Raw records
————————

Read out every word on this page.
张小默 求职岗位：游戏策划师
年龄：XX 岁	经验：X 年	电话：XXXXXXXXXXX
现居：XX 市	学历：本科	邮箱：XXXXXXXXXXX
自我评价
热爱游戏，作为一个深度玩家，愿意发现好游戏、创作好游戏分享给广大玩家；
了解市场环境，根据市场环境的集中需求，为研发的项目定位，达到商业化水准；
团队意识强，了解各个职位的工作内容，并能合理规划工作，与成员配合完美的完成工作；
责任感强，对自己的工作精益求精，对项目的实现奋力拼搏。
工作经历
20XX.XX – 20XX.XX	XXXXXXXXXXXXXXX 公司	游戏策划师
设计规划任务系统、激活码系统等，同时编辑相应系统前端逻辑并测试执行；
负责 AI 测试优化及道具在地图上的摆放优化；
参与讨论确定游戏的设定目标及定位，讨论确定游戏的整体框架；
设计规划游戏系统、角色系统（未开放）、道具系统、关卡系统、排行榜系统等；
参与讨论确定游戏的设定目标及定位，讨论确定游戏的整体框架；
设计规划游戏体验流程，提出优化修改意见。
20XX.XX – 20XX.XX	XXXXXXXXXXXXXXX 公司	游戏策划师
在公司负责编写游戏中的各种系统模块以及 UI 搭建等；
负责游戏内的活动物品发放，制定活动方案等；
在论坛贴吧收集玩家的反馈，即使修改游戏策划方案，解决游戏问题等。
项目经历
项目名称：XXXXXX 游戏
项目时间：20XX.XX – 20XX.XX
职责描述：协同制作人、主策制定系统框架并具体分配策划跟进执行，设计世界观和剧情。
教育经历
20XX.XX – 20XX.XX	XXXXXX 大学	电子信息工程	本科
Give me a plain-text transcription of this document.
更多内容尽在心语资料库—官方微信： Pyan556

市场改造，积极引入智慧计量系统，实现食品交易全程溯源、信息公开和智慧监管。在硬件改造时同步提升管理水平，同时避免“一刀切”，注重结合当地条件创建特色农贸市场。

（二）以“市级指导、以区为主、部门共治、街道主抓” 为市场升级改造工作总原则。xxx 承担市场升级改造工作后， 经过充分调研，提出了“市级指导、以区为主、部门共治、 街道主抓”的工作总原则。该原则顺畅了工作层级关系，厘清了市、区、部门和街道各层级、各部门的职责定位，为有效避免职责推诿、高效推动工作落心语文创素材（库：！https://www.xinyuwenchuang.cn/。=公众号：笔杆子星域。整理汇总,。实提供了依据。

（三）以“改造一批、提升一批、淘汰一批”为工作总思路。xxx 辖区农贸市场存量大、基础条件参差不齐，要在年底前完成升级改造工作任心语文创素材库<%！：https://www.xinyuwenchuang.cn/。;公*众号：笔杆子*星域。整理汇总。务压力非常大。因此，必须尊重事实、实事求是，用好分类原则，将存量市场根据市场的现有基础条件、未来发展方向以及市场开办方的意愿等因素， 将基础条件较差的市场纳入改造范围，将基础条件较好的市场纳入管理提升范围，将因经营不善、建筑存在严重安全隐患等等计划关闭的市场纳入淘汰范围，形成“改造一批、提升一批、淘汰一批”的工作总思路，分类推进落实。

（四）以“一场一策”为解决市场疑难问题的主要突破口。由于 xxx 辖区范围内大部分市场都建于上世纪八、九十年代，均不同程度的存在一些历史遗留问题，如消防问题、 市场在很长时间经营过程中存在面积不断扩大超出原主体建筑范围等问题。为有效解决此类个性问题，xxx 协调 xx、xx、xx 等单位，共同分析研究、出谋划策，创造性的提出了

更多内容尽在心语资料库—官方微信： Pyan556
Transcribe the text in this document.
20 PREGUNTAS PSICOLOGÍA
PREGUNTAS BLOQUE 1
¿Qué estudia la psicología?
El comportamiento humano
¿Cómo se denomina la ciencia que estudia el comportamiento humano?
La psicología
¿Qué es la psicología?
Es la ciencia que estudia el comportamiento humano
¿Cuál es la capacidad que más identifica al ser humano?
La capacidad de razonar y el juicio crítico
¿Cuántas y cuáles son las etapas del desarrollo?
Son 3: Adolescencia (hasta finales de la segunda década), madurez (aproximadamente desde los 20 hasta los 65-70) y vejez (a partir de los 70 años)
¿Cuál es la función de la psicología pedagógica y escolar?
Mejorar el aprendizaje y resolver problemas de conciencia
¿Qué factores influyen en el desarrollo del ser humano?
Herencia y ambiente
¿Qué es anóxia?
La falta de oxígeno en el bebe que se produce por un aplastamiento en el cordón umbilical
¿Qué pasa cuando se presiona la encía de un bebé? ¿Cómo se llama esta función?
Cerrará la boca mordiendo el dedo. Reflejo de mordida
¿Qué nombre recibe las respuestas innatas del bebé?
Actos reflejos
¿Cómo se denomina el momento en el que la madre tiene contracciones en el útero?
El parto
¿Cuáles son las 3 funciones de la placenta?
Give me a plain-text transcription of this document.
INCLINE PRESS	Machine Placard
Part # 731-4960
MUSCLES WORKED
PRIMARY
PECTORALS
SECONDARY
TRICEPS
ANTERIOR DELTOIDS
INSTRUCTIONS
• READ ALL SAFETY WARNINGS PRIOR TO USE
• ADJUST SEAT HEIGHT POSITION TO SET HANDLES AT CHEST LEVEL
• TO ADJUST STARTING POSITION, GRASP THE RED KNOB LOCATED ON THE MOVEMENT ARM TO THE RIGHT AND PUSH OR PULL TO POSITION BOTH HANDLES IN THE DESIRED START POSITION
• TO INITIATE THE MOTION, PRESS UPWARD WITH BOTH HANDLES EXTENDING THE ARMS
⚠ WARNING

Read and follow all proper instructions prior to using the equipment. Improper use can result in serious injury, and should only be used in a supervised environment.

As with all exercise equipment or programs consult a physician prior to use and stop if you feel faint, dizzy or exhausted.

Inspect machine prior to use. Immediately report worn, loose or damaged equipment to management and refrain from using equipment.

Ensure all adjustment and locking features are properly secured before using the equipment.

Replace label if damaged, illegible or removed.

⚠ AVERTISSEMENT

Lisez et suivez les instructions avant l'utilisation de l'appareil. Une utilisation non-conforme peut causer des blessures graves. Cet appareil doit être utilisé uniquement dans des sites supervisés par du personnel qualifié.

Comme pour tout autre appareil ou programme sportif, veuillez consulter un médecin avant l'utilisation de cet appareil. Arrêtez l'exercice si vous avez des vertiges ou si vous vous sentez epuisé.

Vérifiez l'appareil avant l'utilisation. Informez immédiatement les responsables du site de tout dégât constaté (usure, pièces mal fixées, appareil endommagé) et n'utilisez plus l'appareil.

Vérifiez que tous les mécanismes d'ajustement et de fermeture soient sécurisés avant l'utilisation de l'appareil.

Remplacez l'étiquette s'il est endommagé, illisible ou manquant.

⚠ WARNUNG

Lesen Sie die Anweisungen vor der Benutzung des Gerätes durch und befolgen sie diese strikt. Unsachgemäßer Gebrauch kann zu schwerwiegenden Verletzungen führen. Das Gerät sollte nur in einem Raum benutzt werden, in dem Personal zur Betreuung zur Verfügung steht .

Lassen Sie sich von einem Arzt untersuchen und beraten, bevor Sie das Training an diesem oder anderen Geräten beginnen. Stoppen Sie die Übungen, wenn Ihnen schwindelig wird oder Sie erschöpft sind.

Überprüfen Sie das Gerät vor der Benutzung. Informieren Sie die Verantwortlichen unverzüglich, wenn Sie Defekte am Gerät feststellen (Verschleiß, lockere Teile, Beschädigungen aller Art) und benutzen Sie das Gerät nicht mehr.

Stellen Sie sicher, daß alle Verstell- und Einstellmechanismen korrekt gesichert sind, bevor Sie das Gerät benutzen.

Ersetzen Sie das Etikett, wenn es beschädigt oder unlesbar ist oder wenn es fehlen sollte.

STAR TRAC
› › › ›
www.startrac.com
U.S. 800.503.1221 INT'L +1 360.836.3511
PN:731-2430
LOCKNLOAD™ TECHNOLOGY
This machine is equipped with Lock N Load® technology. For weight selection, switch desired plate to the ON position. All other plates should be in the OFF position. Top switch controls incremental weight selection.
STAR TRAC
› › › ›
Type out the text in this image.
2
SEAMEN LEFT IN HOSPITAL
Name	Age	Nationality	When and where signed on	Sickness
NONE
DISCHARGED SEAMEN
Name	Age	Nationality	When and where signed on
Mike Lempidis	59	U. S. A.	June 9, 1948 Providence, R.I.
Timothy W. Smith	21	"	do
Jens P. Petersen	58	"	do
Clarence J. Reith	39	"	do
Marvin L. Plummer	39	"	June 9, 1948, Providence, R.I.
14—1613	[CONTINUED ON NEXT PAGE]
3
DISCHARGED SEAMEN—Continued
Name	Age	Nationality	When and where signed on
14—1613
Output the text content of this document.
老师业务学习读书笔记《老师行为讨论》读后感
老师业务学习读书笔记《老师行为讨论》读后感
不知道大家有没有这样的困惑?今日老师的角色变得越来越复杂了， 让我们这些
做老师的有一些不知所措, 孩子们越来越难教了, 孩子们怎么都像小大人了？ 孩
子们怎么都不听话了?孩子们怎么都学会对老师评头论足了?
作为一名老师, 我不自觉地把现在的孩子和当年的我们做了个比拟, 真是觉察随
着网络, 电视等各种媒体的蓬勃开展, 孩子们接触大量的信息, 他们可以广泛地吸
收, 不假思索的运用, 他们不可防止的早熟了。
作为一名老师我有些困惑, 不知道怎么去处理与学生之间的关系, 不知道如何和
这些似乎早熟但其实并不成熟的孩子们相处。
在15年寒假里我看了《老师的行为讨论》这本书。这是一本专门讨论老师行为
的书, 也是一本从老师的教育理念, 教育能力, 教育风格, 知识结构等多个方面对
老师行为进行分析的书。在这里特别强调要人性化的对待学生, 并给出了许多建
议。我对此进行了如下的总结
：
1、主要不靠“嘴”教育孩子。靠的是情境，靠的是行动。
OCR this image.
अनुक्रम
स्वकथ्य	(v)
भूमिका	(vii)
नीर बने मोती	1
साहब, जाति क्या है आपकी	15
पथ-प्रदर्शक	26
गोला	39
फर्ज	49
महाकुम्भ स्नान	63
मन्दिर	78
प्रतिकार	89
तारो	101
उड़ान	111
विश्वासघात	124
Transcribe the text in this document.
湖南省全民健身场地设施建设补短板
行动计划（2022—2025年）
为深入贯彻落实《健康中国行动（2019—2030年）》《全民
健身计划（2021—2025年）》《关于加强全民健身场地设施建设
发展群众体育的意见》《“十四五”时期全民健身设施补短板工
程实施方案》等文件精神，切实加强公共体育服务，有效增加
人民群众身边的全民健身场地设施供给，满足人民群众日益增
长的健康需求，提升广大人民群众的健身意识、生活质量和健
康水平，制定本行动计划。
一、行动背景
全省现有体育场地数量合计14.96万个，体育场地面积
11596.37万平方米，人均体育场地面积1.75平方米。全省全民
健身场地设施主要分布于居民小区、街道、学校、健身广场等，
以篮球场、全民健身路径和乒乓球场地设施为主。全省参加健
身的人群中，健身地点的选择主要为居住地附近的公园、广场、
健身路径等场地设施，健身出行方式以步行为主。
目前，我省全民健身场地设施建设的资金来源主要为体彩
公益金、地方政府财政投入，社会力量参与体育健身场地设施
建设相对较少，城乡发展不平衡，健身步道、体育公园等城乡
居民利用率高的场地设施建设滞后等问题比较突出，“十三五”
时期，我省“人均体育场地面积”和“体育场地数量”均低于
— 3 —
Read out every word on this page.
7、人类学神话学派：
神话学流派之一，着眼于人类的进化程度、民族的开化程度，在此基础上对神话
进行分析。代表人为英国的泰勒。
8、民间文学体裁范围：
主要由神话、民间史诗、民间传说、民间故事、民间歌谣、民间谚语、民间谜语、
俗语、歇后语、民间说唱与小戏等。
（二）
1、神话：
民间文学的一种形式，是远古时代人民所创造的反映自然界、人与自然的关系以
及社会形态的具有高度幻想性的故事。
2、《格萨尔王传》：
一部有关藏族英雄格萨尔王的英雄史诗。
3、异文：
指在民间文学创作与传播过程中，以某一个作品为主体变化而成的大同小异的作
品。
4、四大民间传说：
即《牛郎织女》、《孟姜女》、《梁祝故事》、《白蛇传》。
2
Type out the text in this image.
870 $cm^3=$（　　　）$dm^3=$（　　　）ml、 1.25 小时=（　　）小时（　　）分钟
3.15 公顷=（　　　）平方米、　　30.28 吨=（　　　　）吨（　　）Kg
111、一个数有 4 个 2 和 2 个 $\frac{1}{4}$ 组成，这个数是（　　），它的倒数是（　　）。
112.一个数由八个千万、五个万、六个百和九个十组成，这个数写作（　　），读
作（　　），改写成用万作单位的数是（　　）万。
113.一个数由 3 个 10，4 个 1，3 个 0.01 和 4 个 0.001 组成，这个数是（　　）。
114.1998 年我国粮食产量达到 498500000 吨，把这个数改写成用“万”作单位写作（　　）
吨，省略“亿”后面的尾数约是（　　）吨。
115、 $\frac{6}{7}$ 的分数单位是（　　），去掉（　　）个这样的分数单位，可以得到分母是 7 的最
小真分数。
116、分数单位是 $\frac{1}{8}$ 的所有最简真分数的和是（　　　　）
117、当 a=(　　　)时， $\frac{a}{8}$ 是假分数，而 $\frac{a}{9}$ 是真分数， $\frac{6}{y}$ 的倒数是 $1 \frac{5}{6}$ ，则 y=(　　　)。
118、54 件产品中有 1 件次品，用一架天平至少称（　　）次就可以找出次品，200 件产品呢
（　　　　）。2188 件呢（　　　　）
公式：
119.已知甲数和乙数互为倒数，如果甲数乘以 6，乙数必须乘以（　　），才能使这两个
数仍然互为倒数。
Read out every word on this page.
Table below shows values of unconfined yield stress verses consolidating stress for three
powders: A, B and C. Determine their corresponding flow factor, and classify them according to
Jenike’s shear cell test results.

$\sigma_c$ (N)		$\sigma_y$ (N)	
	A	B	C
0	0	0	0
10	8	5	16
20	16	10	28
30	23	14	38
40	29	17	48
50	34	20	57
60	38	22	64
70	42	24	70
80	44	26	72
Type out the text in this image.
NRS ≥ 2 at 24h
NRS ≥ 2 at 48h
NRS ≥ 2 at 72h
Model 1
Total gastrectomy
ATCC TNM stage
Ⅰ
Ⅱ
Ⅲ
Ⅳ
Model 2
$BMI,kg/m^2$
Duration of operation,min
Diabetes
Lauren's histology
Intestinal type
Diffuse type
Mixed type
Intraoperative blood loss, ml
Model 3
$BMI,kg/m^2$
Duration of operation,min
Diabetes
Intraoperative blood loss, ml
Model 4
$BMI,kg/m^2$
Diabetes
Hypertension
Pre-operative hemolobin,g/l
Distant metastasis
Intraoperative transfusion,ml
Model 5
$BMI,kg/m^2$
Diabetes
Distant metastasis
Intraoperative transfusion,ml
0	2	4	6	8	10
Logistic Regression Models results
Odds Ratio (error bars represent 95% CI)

————————

◆ Stated problem
Copy all lines of the material above where the string "Vérifiez" occurs.

◆ The output
Vérifiez l'appareil avant l'utilisation. Informez immédiatement les responsables du site de tout dégât constaté (usure, pièces mal fixées, appareil endommagé) et n'utilisez plus l'appareil.
Vérifiez que tous les mécanismes d'ajustement et de fermeture soient sécurisés avant l'utilisation de l'appareil.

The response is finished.